§ REQUIREMENT
Pull out every line below containing the word "only".

## BEGIN THE INPUT

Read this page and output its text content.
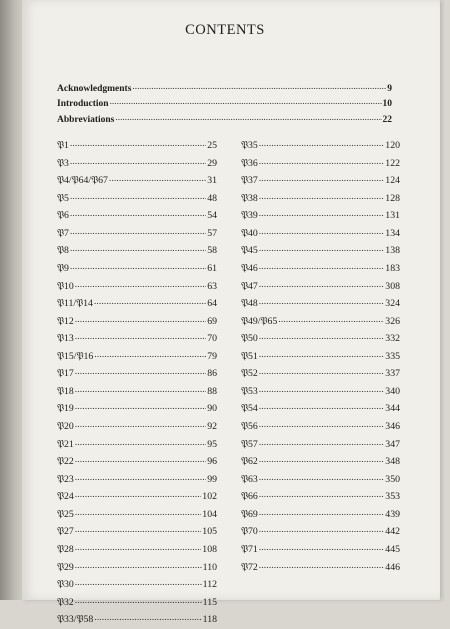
CONTENTS
Acknowledgments . . .	9
Introduction . . .	10
Abbreviations . . .	22
𝔓1 . . .	25
𝔓3 . . .	29
𝔓4/𝔓64/𝔓67 . . .	31
𝔓5 . . .	48
𝔓6 . . .	54
𝔓7 . . .	57
𝔓8 . . .	58
𝔓9 . . .	61
𝔓10 . . .	63
𝔓11/𝔓14 . . .	64
𝔓12 . . .	69
𝔓13 . . .	70
𝔓15/𝔓16 . . .	79
𝔓17 . . .	86
𝔓18 . . .	88
𝔓19 . . .	90
𝔓20 . . .	92
𝔓21 . . .	95
𝔓22 . . .	96
𝔓23 . . .	99
𝔓24 . . .	102
𝔓25 . . .	104
𝔓27 . . .	105
𝔓28 . . .	108
𝔓29 . . .	110
𝔓30 . . .	112
𝔓32 . . .	115
𝔓33/𝔓58 . . .	118
𝔓35 . . .	120
𝔓36 . . .	122
𝔓37 . . .	124
𝔓38 . . .	128
𝔓39 . . .	131
𝔓40 . . .	134
𝔓45 . . .	138
𝔓46 . . .	183
𝔓47 . . .	308
𝔓48 . . .	324
𝔓49/𝔓65 . . .	326
𝔓50 . . .	332
𝔓51 . . .	335
𝔓52 . . .	337
𝔓53 . . .	340
𝔓54 . . .	344
𝔓56 . . .	346
𝔓57 . . .	347
𝔓62 . . .	348
𝔓63 . . .	350
𝔓66 . . .	353
𝔓69 . . .	439
𝔓70 . . .	442
𝔓71 . . .	445
𝔓72 . . .	446
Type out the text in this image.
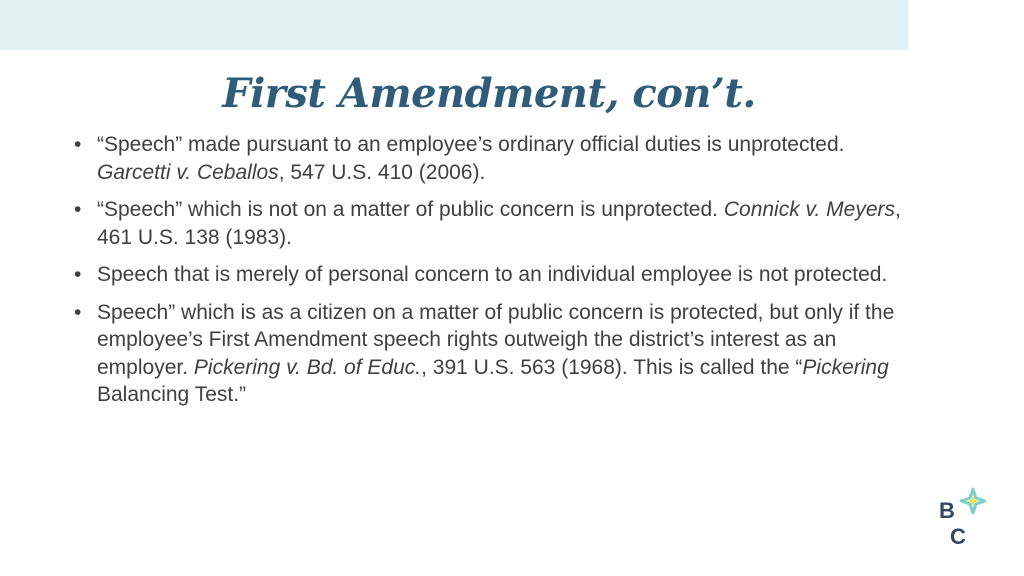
First Amendment, con’t.
• “Speech” made pursuant to an employee’s ordinary official duties is unprotected. Garcetti v. Ceballos, 547 U.S. 410 (2006).
• “Speech” which is not on a matter of public concern is unprotected. Connick v. Meyers, 461 U.S. 138 (1983).
• Speech that is merely of personal concern to an individual employee is not protected.
• Speech” which is as a citizen on a matter of public concern is protected, but only if the employee’s First Amendment speech rights outweigh the district’s interest as an employer. Pickering v. Bd. of Educ., 391 U.S. 563 (1968). This is called the “Pickering Balancing Test.”
B
C
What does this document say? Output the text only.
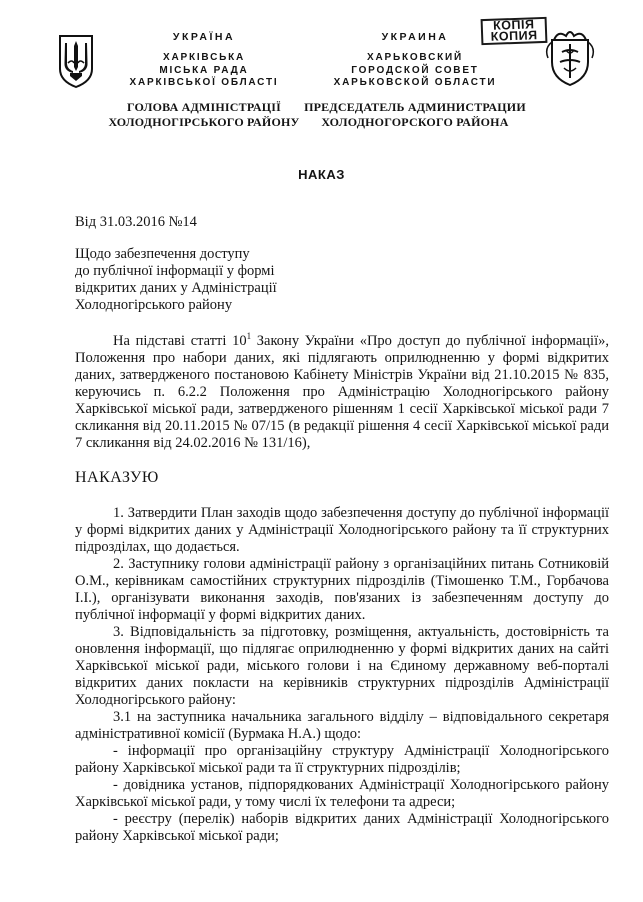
КОПІЯ
КОПИЯ
УКРАЇНА
ХАРКІВСЬКА
МІСЬКА РАДА
ХАРКІВСЬКОЇ ОБЛАСТІ
ГОЛОВА АДМІНІСТРАЦІЇ
ХОЛОДНОГІРСЬКОГО РАЙОНУ
УКРАИНА
ХАРЬКОВСКИЙ
ГОРОДСКОЙ СОВЕТ
ХАРЬКОВСКОЙ ОБЛАСТИ
ПРЕДСЕДАТЕЛЬ АДМИНИСТРАЦИИ
ХОЛОДНОГОРСКОГО РАЙОНА
НАКАЗ
Від 31.03.2016 №14
Щодо забезпечення доступу
до публічної інформації у формі
відкритих даних у Адміністрації
Холодногірського району
На підставі статті $10^1$ Закону України «Про доступ до публічної інформації», Положення про набори даних, які підлягають оприлюдненню у формі відкритих даних, затвердженого постановою Кабінету Міністрів України від 21.10.2015 № 835, керуючись п. 6.2.2 Положення про Адміністрацію Холодногірського району Харківської міської ради, затвердженого рішенням 1 сесії Харківської міської ради 7 скликання від 20.11.2015 № 07/15 (в редакції рішення 4 сесії Харківської міської ради 7 скликання від 24.02.2016 № 131/16),
НАКАЗУЮ

1. Затвердити План заходів щодо забезпечення доступу до публічної інформації у формі відкритих даних у Адміністрації Холодногірського району та її структурних підрозділах, що додається.

2. Заступнику голови адміністрації району з організаційних питань Сотниковій О.М., керівникам самостійних структурних підрозділів (Тімошенко Т.М., Горбачова І.І.), організувати виконання заходів, пов'язаних із забезпеченням доступу до публічної інформації у формі відкритих даних.

3. Відповідальність за підготовку, розміщення, актуальність, достовірність та оновлення інформації, що підлягає оприлюдненню у формі відкритих даних на сайті Харківської міської ради, міського голови і на Єдиному державному веб-порталі відкритих даних покласти на керівників структурних підрозділів Адміністрації Холодногірського району:

3.1 на заступника начальника загального відділу – відповідального секретаря адміністративної комісії (Бурмака Н.А.) щодо:

- інформації про організаційну структуру Адміністрації Холодногірського району Харківської міської ради та її структурних підрозділів;

- довідника установ, підпорядкованих Адміністрації Холодногірського району Харківської міської ради, у тому числі їх телефони та адреси;

- реєстру (перелік) наборів відкритих даних Адміністрації Холодногірського району Харківської міської ради;
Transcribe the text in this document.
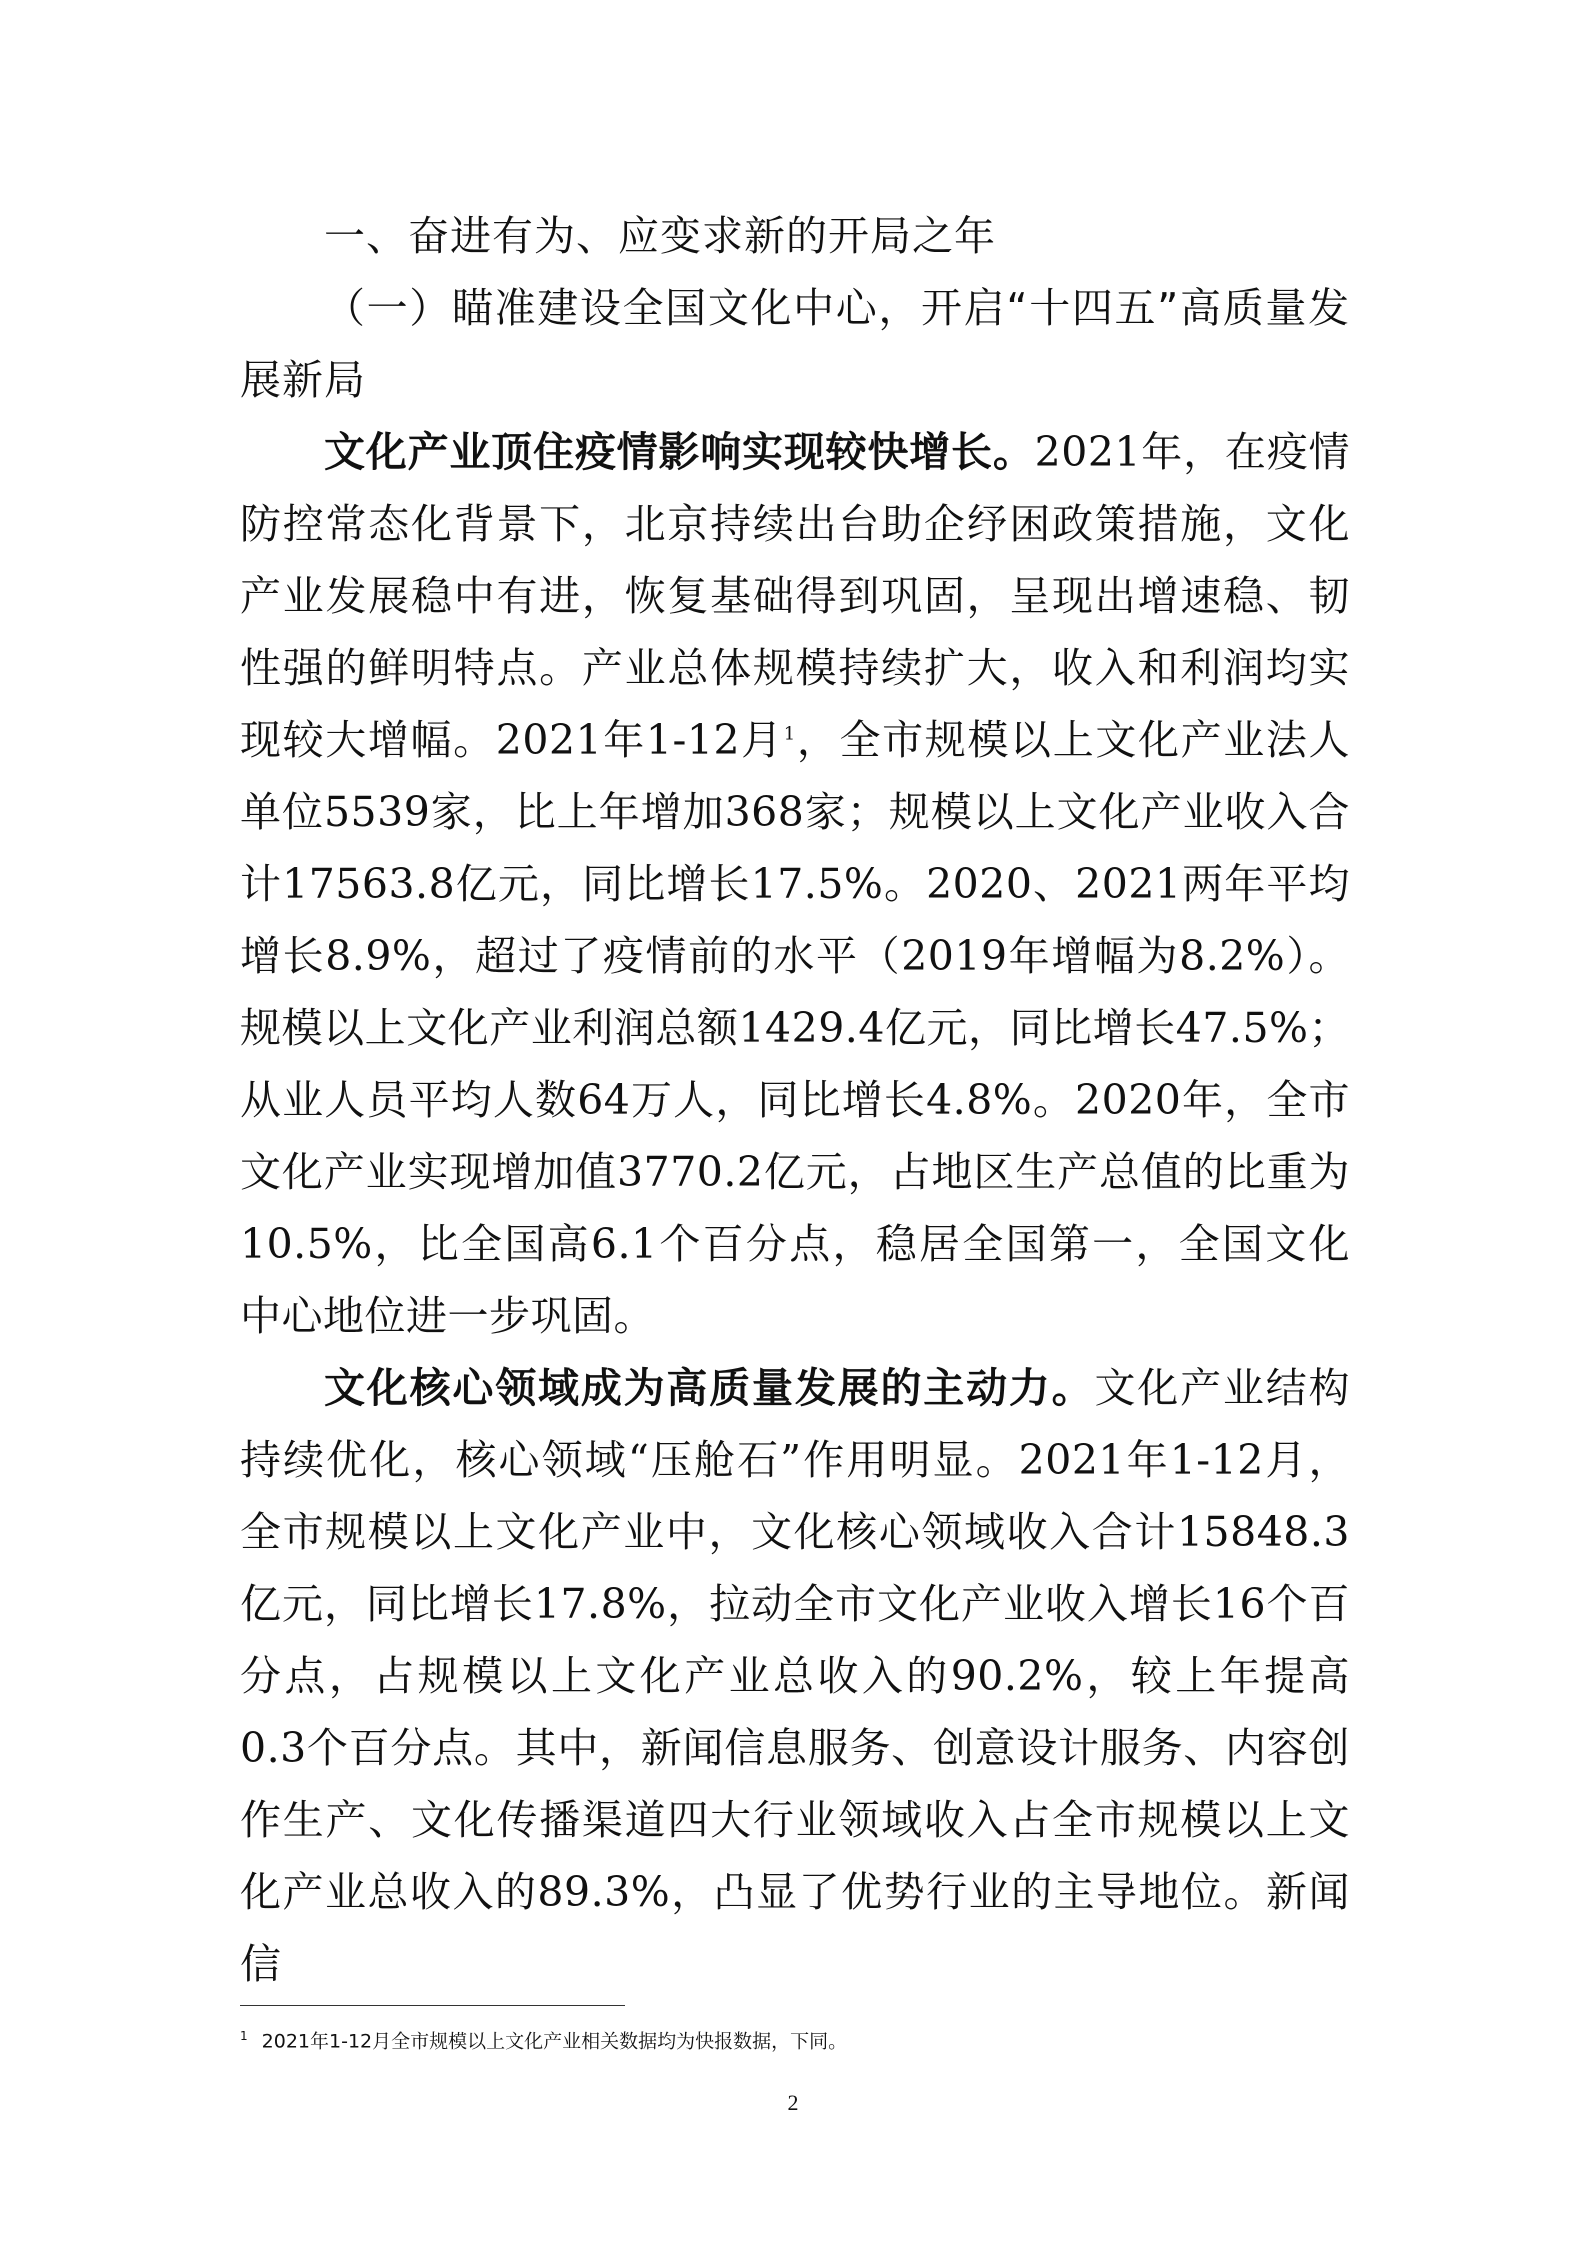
一、奋进有为、应变求新的开局之年

（一）瞄准建设全国文化中心，开启“十四五”高质量发展新局

文化产业顶住疫情影响实现较快增长。2021年，在疫情防控常态化背景下，北京持续出台助企纾困政策措施，文化产业发展稳中有进，恢复基础得到巩固，呈现出增速稳、韧性强的鲜明特点。产业总体规模持续扩大，收入和利润均实现较大增幅。2021年1-12月$^1$，全市规模以上文化产业法人单位5539家，比上年增加368家；规模以上文化产业收入合计17563.8亿元，同比增长17.5%。2020、2021两年平均增长8.9%，超过了疫情前的水平（2019年增幅为8.2%）。规模以上文化产业利润总额1429.4亿元，同比增长47.5%；从业人员平均人数64万人，同比增长4.8%。2020年，全市文化产业实现增加值3770.2亿元，占地区生产总值的比重为10.5%，比全国高6.1个百分点，稳居全国第一，全国文化中心地位进一步巩固。

文化核心领域成为高质量发展的主动力。文化产业结构持续优化，核心领域“压舱石”作用明显。2021年1-12月，全市规模以上文化产业中，文化核心领域收入合计15848.3亿元，同比增长17.8%，拉动全市文化产业收入增长16个百分点，占规模以上文化产业总收入的90.2%，较上年提高0.3个百分点。其中，新闻信息服务、创意设计服务、内容创作生产、文化传播渠道四大行业领域收入占全市规模以上文化产业总收入的89.3%，凸显了优势行业的主导地位。新闻信

$^1$ 2021年1-12月全市规模以上文化产业相关数据均为快报数据，下同。
2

## END THE INPUT

§ EXERCISE OUTPUT
• Speech” which is as a citizen on a matter of public concern is protected, but only if the employee’s First Amendment speech rights outweigh the district’s interest as an employer. Pickering v. Bd. of Educ., 391 U.S. 563 (1968). This is called the “Pickering Balancing Test.”
What does this document say? Output the text only.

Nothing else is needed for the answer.